■ **YOUR INSTRUCTIONS**: Collect the lines of the entries where "damit" shows up.
>> BEGIN
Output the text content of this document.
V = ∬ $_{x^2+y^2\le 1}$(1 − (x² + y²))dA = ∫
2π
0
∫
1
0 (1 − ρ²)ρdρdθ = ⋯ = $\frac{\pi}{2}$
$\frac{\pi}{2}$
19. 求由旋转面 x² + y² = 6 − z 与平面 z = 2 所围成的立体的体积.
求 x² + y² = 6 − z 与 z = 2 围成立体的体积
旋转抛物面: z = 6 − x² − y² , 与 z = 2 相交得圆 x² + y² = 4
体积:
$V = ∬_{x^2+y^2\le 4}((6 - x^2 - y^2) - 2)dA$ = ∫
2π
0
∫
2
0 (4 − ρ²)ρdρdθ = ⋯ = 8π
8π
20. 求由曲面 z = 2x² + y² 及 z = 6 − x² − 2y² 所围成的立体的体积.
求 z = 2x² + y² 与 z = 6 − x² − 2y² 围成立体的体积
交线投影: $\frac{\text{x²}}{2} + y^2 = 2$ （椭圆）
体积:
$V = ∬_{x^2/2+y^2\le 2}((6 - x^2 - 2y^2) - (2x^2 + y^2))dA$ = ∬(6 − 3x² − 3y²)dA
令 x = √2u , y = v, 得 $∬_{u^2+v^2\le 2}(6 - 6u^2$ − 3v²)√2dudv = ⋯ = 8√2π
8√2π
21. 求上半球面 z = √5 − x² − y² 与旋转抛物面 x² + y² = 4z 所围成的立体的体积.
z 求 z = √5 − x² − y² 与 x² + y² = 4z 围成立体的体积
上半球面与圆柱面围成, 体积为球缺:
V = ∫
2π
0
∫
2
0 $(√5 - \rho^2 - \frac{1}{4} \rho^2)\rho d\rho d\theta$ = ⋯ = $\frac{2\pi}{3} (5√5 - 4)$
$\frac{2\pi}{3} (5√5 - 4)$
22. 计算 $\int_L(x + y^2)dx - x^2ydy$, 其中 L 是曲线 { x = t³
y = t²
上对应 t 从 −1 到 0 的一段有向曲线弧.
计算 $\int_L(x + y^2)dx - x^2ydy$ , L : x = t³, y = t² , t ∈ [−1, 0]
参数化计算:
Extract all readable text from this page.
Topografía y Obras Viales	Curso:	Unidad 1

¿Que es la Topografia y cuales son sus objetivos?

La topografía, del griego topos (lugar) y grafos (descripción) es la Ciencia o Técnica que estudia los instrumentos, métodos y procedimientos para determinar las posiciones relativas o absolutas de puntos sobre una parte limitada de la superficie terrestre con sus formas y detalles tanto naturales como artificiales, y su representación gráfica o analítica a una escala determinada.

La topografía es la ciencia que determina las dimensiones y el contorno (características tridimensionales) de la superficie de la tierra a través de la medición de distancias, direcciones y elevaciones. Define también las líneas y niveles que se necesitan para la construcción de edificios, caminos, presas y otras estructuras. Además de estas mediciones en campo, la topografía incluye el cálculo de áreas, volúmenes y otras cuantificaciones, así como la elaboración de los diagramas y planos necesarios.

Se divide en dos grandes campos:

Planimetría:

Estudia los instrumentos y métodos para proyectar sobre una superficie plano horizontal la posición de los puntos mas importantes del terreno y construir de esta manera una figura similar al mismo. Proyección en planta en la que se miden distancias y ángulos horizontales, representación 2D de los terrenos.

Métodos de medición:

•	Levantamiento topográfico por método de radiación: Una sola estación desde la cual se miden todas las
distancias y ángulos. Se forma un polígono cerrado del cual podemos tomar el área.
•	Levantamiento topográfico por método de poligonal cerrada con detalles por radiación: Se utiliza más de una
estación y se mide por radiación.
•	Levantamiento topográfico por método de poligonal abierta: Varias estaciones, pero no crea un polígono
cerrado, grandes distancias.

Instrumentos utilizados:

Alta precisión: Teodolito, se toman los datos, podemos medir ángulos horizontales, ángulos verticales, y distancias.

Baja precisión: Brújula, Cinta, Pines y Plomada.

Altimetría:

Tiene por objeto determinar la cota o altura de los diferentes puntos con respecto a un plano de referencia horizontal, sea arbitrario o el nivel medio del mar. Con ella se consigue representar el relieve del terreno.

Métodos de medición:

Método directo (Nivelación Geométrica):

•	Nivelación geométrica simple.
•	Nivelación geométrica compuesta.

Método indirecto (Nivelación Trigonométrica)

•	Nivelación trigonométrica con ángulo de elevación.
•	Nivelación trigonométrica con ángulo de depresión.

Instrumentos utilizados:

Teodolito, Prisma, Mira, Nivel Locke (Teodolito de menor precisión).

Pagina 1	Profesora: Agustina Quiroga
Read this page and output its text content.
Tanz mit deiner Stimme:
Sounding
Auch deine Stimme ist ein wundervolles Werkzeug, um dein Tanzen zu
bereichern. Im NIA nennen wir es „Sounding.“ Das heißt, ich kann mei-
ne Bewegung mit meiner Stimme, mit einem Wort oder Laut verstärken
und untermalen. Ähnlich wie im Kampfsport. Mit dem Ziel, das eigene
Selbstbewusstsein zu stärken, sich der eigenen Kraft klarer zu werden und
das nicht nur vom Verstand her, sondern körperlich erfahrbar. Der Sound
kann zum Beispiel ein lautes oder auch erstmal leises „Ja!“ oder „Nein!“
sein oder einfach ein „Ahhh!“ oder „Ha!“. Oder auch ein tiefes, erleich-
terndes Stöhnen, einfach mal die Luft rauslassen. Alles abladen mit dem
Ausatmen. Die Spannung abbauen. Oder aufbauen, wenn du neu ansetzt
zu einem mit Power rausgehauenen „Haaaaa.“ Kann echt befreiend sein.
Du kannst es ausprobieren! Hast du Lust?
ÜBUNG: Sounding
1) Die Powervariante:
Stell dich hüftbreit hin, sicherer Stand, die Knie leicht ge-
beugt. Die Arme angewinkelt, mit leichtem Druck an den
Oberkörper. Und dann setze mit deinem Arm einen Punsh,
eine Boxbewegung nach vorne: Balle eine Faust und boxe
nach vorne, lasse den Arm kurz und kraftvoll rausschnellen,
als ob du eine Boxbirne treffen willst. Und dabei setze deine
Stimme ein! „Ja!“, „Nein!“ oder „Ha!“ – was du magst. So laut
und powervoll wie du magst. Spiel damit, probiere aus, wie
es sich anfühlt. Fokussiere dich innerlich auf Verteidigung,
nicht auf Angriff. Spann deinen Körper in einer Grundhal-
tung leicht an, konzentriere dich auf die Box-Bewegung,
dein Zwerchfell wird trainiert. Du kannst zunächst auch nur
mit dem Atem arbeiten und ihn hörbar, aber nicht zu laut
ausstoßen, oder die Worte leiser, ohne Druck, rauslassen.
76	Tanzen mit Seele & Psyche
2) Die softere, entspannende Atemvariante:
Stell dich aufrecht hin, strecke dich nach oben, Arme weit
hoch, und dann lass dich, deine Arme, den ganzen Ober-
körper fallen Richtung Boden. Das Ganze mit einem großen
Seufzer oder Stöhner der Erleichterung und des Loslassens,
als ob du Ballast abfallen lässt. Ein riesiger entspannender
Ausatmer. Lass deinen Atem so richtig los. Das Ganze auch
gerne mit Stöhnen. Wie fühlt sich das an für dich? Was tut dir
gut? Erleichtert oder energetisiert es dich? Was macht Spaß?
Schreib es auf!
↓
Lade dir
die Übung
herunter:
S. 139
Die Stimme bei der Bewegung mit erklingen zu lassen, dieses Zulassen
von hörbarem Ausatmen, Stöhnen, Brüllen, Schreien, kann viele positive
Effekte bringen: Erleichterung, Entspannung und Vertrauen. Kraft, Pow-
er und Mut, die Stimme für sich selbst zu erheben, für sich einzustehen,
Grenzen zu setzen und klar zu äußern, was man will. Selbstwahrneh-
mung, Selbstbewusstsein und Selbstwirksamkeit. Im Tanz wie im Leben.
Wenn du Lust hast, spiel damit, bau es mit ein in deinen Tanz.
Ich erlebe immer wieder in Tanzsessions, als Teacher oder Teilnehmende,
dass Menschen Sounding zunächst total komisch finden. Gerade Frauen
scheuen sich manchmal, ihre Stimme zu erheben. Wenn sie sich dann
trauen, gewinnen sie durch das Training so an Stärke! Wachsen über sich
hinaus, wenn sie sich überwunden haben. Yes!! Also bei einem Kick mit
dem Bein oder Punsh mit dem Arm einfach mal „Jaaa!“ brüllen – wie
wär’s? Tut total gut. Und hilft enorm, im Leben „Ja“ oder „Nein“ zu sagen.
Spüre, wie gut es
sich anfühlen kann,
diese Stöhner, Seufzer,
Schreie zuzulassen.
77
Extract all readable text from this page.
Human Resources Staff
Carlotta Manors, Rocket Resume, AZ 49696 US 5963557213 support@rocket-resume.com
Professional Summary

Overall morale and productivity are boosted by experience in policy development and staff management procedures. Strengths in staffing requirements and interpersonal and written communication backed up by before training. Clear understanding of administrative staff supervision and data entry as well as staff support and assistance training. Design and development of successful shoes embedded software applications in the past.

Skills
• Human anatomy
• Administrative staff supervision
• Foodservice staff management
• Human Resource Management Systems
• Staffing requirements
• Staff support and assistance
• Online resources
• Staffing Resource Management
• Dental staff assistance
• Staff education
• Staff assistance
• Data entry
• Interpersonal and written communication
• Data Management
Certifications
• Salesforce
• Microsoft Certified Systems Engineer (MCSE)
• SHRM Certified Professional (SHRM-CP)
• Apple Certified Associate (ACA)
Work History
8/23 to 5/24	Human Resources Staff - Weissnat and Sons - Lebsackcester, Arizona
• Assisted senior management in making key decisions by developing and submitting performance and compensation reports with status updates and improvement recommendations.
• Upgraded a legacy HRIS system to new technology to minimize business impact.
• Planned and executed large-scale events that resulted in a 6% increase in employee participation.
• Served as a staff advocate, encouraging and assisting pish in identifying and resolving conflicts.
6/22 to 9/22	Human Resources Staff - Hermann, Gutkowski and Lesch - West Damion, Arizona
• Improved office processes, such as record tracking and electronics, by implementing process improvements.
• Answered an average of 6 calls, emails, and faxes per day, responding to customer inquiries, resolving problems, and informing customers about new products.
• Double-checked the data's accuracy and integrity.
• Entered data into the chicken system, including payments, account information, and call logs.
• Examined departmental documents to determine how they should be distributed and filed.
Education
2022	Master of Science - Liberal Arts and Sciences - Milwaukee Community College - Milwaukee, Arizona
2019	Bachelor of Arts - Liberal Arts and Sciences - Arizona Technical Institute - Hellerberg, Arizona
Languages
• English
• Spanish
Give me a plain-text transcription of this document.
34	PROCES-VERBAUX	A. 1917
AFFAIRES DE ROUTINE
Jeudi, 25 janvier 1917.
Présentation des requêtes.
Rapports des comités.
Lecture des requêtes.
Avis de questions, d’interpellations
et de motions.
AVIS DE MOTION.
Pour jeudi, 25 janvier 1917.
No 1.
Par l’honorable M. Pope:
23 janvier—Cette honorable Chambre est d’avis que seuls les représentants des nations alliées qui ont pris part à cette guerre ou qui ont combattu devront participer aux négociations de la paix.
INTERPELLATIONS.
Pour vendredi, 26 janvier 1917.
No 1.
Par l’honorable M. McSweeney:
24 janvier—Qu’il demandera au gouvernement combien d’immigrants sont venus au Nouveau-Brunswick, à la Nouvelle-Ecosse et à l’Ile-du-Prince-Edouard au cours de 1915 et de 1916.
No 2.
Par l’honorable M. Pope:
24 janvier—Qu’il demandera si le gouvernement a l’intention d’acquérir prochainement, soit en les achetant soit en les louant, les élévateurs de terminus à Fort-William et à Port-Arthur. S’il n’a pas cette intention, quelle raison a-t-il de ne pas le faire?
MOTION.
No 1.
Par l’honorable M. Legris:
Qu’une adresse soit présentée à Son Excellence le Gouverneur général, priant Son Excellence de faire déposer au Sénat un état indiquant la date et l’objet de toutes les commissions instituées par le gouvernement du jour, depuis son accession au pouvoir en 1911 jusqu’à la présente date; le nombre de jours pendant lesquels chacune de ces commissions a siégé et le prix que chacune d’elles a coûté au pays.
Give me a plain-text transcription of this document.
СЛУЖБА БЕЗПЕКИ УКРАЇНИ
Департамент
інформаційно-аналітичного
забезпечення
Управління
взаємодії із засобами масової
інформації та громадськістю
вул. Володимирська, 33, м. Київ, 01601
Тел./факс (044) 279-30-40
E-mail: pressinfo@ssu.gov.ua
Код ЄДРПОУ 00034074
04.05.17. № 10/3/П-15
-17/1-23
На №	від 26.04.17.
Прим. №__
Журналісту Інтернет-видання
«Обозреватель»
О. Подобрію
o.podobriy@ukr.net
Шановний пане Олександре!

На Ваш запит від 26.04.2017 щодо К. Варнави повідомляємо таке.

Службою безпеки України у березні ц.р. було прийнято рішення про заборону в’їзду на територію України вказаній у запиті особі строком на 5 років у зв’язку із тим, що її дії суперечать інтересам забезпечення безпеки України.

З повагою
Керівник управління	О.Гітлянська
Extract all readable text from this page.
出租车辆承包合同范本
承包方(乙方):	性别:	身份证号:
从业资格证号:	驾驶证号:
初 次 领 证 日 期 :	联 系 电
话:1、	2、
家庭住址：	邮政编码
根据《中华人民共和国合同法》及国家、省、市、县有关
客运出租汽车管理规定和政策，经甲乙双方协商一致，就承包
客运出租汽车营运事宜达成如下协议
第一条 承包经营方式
>> END
■ **ANSWER TO THIS EXERCISE**:
und powervoll wie du magst. Spiel damit, probiere aus, wie
Wenn du Lust hast, spiel damit, bau es mit ein in deinen Tanz.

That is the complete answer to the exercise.